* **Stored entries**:
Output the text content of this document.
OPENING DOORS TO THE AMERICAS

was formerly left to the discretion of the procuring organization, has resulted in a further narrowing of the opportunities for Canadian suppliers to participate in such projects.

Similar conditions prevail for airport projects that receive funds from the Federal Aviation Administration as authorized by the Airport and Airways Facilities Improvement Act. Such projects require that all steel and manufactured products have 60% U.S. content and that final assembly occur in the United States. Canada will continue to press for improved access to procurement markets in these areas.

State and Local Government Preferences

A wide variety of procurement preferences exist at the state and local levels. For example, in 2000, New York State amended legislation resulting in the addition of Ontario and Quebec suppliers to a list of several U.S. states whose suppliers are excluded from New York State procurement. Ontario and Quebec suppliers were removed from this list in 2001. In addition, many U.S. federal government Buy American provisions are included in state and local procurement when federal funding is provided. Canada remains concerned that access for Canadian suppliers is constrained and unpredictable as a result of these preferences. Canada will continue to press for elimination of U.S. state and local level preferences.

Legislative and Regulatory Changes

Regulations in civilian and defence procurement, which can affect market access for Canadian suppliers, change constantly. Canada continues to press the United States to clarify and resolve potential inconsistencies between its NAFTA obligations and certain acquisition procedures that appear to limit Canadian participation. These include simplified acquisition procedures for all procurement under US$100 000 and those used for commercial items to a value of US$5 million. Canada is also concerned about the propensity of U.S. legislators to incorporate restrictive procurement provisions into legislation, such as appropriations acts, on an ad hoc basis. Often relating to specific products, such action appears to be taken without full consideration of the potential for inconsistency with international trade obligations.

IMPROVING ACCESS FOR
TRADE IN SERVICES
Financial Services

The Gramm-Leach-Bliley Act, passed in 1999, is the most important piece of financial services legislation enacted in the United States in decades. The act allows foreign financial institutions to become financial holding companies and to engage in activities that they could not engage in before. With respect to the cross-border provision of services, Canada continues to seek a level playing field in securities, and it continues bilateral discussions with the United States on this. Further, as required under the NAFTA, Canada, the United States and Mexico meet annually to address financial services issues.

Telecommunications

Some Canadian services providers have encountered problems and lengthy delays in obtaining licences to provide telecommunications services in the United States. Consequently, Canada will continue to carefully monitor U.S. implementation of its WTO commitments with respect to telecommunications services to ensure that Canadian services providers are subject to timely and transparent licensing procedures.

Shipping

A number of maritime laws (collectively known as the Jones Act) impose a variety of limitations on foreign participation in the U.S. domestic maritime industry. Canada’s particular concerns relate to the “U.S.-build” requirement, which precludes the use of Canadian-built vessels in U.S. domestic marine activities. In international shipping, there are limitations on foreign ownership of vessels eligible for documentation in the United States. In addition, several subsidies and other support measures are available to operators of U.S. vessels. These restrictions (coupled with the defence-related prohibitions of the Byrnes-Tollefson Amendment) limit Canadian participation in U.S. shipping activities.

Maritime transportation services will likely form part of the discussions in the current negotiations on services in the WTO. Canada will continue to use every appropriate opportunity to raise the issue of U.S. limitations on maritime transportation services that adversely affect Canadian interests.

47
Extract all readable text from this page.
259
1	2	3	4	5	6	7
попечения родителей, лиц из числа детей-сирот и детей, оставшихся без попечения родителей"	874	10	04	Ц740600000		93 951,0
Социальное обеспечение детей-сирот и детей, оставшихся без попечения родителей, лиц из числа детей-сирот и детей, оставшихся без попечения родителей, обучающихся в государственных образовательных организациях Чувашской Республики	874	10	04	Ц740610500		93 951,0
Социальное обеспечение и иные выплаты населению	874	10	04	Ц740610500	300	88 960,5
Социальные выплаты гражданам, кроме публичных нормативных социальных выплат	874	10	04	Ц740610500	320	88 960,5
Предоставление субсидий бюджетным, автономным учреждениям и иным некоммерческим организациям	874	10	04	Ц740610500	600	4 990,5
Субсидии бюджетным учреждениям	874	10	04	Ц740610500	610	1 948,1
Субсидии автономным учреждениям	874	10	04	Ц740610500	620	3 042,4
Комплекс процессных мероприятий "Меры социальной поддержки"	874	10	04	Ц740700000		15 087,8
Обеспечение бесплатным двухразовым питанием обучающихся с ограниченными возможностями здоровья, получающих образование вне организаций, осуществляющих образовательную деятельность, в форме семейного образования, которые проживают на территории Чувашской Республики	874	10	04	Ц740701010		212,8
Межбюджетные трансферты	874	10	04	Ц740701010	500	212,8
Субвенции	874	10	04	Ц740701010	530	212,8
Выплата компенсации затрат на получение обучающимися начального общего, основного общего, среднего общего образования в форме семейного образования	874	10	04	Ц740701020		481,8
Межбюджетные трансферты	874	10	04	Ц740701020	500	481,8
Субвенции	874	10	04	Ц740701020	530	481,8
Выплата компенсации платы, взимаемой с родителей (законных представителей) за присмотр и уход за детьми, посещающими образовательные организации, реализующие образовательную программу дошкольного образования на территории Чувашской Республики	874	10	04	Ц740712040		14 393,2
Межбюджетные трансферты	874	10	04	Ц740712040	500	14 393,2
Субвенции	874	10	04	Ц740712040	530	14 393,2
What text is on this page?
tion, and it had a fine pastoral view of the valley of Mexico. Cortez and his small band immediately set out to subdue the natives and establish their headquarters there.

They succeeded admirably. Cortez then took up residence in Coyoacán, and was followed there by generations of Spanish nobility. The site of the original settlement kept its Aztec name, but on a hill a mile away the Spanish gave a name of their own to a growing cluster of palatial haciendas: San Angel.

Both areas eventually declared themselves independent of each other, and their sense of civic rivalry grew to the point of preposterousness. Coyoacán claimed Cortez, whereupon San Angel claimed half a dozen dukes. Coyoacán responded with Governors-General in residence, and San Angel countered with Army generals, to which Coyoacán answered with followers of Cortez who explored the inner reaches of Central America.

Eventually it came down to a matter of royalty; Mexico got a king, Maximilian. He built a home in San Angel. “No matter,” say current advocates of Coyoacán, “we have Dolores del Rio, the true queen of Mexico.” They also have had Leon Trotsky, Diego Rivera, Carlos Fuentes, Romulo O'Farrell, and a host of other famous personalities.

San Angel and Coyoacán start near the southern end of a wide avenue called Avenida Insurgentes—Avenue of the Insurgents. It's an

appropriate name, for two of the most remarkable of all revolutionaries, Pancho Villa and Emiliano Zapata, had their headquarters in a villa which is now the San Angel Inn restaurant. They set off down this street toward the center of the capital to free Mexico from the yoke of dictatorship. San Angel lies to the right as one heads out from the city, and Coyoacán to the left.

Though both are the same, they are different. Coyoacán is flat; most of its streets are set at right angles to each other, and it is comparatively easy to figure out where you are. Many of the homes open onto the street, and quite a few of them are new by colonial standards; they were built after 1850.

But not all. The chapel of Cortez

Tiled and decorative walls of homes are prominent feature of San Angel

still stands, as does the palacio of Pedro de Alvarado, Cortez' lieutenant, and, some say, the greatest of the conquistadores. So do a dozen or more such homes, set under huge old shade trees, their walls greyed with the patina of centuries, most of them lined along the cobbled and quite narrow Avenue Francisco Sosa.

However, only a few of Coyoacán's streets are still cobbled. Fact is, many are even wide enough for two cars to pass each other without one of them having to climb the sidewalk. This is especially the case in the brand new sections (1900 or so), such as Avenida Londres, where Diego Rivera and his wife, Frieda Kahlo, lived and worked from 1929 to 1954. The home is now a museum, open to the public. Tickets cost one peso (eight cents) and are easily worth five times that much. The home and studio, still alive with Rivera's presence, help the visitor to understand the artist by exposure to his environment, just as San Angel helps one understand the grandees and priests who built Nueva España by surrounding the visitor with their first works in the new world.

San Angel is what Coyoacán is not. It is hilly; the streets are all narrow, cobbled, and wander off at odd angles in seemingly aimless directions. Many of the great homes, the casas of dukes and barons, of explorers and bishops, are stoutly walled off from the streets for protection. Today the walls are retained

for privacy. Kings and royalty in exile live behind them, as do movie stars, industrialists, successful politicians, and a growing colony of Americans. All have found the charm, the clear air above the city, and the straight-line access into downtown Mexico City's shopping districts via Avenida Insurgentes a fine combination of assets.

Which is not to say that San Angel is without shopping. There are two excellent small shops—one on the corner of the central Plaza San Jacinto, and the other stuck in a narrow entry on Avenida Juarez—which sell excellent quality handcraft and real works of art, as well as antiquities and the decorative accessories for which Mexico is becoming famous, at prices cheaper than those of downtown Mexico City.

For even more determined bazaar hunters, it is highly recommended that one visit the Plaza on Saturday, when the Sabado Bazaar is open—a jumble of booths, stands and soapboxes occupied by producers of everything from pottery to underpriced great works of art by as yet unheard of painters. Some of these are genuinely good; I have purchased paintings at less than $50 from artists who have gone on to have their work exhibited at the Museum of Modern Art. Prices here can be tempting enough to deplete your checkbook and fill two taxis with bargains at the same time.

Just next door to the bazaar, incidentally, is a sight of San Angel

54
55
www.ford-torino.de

* **Direction**: Pick out each line that holds the string "Avenue".

* **Output for this exercise**:
San Angel and Coyoacán start near the southern end of a wide avenue called Avenida Insurgentes—Avenue of the Insurgents. It's an
still stands, as does the palacio of Pedro de Alvarado, Cortez' lieutenant, and, some say, the greatest of the conquistadores. So do a dozen or more such homes, set under huge old shade trees, their walls greyed with the patina of centuries, most of them lined along the cobbled and quite narrow Avenue Francisco Sosa.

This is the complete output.